A block of data
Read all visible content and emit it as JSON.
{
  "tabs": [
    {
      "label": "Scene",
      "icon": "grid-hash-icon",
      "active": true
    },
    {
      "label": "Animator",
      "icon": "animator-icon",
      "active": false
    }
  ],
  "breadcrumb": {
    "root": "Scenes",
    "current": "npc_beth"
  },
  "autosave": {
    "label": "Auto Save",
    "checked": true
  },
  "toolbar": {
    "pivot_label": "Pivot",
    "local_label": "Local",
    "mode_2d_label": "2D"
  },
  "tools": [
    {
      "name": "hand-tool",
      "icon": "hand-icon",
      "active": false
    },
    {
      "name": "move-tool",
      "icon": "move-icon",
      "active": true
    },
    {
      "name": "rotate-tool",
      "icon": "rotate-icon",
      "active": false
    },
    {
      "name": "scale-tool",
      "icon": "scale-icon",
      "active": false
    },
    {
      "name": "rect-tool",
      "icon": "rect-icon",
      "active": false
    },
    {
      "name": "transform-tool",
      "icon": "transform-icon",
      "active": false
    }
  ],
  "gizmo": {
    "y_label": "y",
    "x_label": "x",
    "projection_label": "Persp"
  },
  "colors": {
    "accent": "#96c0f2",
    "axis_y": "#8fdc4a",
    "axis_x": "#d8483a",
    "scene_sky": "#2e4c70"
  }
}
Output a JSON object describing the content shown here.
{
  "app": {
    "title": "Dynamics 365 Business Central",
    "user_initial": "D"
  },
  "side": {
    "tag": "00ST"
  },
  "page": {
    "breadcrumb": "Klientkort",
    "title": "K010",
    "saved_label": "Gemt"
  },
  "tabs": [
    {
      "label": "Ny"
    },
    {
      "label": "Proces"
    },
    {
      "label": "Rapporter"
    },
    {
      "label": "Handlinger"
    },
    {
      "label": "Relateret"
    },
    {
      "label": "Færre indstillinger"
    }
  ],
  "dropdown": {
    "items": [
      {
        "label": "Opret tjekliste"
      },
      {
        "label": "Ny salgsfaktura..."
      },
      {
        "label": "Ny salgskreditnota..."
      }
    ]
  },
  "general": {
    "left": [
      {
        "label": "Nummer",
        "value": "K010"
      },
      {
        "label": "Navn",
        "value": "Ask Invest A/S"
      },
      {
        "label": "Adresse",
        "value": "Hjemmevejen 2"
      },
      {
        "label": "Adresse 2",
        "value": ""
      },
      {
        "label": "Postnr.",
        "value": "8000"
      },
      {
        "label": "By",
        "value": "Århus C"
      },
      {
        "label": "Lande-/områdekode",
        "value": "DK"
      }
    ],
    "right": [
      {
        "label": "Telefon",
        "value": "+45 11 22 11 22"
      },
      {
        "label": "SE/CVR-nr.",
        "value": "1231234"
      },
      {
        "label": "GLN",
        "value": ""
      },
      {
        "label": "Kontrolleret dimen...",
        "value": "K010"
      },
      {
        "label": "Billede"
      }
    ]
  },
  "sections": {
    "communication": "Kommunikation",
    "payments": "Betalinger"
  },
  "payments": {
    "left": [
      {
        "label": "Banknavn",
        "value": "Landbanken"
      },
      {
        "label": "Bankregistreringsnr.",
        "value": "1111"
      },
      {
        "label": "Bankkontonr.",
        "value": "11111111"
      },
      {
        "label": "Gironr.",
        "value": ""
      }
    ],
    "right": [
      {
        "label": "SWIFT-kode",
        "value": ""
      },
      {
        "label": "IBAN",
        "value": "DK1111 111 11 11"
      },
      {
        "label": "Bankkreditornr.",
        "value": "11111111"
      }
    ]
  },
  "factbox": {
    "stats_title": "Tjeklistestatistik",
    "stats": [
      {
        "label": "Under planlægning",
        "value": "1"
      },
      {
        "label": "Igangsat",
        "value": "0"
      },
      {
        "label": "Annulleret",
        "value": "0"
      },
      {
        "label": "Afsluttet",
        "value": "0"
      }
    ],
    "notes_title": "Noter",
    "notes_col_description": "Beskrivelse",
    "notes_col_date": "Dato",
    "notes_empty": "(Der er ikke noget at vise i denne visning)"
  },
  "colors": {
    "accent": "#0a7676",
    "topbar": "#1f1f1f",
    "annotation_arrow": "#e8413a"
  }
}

• [WHAT TO WORK ON]: Output the listing above word for word.

• [FULL SOLUTION]:
Read all visible content and emit it as JSON.
{
  "tabs": [
    {
      "label": "Scene",
      "icon": "grid-hash-icon",
      "active": true
    },
    {
      "label": "Animator",
      "icon": "animator-icon",
      "active": false
    }
  ],
  "breadcrumb": {
    "root": "Scenes",
    "current": "npc_beth"
  },
  "autosave": {
    "label": "Auto Save",
    "checked": true
  },
  "toolbar": {
    "pivot_label": "Pivot",
    "local_label": "Local",
    "mode_2d_label": "2D"
  },
  "tools": [
    {
      "name": "hand-tool",
      "icon": "hand-icon",
      "active": false
    },
    {
      "name": "move-tool",
      "icon": "move-icon",
      "active": true
    },
    {
      "name": "rotate-tool",
      "icon": "rotate-icon",
      "active": false
    },
    {
      "name": "scale-tool",
      "icon": "scale-icon",
      "active": false
    },
    {
      "name": "rect-tool",
      "icon": "rect-icon",
      "active": false
    },
    {
      "name": "transform-tool",
      "icon": "transform-icon",
      "active": false
    }
  ],
  "gizmo": {
    "y_label": "y",
    "x_label": "x",
    "projection_label": "Persp"
  },
  "colors": {
    "accent": "#96c0f2",
    "axis_y": "#8fdc4a",
    "axis_x": "#d8483a",
    "scene_sky": "#2e4c70"
  }
}
Output a JSON object describing the content shown here.
{
  "app": {
    "title": "Dynamics 365 Business Central",
    "user_initial": "D"
  },
  "side": {
    "tag": "00ST"
  },
  "page": {
    "breadcrumb": "Klientkort",
    "title": "K010",
    "saved_label": "Gemt"
  },
  "tabs": [
    {
      "label": "Ny"
    },
    {
      "label": "Proces"
    },
    {
      "label": "Rapporter"
    },
    {
      "label": "Handlinger"
    },
    {
      "label": "Relateret"
    },
    {
      "label": "Færre indstillinger"
    }
  ],
  "dropdown": {
    "items": [
      {
        "label": "Opret tjekliste"
      },
      {
        "label": "Ny salgsfaktura..."
      },
      {
        "label": "Ny salgskreditnota..."
      }
    ]
  },
  "general": {
    "left": [
      {
        "label": "Nummer",
        "value": "K010"
      },
      {
        "label": "Navn",
        "value": "Ask Invest A/S"
      },
      {
        "label": "Adresse",
        "value": "Hjemmevejen 2"
      },
      {
        "label": "Adresse 2",
        "value": ""
      },
      {
        "label": "Postnr.",
        "value": "8000"
      },
      {
        "label": "By",
        "value": "Århus C"
      },
      {
        "label": "Lande-/områdekode",
        "value": "DK"
      }
    ],
    "right": [
      {
        "label": "Telefon",
        "value": "+45 11 22 11 22"
      },
      {
        "label": "SE/CVR-nr.",
        "value": "1231234"
      },
      {
        "label": "GLN",
        "value": ""
      },
      {
        "label": "Kontrolleret dimen...",
        "value": "K010"
      },
      {
        "label": "Billede"
      }
    ]
  },
  "sections": {
    "communication": "Kommunikation",
    "payments": "Betalinger"
  },
  "payments": {
    "left": [
      {
        "label": "Banknavn",
        "value": "Landbanken"
      },
      {
        "label": "Bankregistreringsnr.",
        "value": "1111"
      },
      {
        "label": "Bankkontonr.",
        "value": "11111111"
      },
      {
        "label": "Gironr.",
        "value": ""
      }
    ],
    "right": [
      {
        "label": "SWIFT-kode",
        "value": ""
      },
      {
        "label": "IBAN",
        "value": "DK1111 111 11 11"
      },
      {
        "label": "Bankkreditornr.",
        "value": "11111111"
      }
    ]
  },
  "factbox": {
    "stats_title": "Tjeklistestatistik",
    "stats": [
      {
        "label": "Under planlægning",
        "value": "1"
      },
      {
        "label": "Igangsat",
        "value": "0"
      },
      {
        "label": "Annulleret",
        "value": "0"
      },
      {
        "label": "Afsluttet",
        "value": "0"
      }
    ],
    "notes_title": "Noter",
    "notes_col_description": "Beskrivelse",
    "notes_col_date": "Dato",
    "notes_empty": "(Der er ikke noget at vise i denne visning)"
  },
  "colors": {
    "accent": "#0a7676",
    "topbar": "#1f1f1f",
    "annotation_arrow": "#e8413a"
  }
}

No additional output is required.